→ **To do**
Gather every line from the entries below that includes "ეროვნული".

* Start Material supplied *

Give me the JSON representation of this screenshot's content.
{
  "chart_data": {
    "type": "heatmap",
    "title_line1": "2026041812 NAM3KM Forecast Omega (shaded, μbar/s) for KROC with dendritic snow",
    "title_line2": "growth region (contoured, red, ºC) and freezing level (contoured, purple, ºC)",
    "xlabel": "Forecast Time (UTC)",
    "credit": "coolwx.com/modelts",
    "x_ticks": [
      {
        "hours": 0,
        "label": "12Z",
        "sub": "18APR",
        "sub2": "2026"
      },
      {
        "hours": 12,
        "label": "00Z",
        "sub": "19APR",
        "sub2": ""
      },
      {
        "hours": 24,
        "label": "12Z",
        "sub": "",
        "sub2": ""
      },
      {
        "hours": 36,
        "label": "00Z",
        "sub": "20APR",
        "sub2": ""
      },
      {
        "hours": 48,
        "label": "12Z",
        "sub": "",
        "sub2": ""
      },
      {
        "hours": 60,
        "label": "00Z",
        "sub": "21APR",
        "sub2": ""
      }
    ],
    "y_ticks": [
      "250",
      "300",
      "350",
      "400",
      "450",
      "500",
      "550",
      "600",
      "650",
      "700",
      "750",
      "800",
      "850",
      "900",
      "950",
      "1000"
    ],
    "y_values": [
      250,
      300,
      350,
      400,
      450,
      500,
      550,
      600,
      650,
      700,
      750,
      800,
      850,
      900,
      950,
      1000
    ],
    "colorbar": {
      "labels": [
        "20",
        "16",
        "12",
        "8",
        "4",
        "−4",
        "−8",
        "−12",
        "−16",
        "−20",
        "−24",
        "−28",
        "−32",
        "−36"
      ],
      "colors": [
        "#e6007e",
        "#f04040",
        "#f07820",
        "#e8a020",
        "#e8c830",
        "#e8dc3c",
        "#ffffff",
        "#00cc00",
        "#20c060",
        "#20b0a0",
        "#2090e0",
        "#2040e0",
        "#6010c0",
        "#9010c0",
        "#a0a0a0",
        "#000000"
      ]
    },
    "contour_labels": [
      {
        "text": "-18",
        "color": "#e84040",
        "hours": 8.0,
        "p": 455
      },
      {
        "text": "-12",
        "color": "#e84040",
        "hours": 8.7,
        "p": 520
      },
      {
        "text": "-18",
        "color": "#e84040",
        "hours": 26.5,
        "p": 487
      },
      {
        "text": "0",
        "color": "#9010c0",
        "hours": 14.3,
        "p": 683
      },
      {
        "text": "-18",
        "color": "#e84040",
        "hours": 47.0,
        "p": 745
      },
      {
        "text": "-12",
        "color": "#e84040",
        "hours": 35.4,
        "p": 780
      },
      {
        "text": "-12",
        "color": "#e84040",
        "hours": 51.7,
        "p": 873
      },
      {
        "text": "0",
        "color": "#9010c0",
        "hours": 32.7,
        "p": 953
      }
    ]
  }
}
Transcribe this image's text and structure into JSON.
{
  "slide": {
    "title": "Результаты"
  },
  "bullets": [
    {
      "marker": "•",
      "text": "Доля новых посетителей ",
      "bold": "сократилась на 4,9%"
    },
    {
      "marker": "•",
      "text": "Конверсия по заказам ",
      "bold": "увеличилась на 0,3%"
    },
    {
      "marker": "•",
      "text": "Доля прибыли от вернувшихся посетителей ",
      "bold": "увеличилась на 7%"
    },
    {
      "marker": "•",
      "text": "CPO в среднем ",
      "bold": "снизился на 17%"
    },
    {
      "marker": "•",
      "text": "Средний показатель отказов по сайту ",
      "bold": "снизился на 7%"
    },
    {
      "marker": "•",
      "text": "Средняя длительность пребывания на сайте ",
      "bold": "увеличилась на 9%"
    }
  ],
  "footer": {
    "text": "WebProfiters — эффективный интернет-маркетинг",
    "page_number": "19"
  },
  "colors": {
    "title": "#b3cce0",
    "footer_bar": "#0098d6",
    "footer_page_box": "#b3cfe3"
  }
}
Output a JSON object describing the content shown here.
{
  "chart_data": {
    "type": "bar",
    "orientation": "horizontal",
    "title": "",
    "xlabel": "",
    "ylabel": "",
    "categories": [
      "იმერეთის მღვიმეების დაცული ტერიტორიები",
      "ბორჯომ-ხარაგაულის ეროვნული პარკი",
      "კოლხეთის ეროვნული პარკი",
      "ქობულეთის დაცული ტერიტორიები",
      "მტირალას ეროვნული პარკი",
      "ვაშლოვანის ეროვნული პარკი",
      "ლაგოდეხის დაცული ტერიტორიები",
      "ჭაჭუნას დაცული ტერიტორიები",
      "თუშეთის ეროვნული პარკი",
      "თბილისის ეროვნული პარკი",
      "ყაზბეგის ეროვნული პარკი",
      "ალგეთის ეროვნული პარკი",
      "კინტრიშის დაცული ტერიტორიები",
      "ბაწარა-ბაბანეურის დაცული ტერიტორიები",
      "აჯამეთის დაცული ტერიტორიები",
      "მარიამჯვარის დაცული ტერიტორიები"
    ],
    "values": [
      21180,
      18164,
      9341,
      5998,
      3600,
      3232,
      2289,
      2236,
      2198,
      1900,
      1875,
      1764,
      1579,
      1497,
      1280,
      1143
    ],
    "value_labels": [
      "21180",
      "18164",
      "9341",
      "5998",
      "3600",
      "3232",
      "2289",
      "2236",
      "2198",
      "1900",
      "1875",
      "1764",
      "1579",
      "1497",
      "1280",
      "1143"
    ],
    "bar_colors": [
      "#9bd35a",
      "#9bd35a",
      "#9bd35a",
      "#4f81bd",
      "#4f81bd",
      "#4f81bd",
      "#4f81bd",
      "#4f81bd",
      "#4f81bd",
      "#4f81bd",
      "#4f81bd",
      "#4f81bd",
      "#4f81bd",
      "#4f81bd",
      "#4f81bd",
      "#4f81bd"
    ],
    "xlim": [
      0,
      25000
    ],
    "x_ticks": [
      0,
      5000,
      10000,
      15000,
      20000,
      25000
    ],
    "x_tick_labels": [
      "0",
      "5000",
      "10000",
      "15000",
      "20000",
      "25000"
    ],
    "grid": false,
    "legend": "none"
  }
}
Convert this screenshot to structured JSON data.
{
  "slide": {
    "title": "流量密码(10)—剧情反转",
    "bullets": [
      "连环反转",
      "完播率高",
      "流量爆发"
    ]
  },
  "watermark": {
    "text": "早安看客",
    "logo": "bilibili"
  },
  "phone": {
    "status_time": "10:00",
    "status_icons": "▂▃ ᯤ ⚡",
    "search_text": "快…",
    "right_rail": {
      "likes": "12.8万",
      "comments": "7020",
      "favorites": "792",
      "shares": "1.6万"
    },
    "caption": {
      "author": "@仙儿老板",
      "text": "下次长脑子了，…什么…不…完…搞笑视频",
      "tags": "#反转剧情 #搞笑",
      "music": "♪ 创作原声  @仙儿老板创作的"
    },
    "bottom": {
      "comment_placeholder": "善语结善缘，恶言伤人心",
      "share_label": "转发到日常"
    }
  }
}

* End Material supplied *

→ **Full output**
      "ბორჯომ-ხარაგაულის ეროვნული პარკი",
      "კოლხეთის ეროვნული პარკი",
      "მტირალას ეროვნული პარკი",
      "ვაშლოვანის ეროვნული პარკი",
      "თუშეთის ეროვნული პარკი",
      "თბილისის ეროვნული პარკი",
      "ყაზბეგის ეროვნული პარკი",
      "ალგეთის ეროვნული პარკი",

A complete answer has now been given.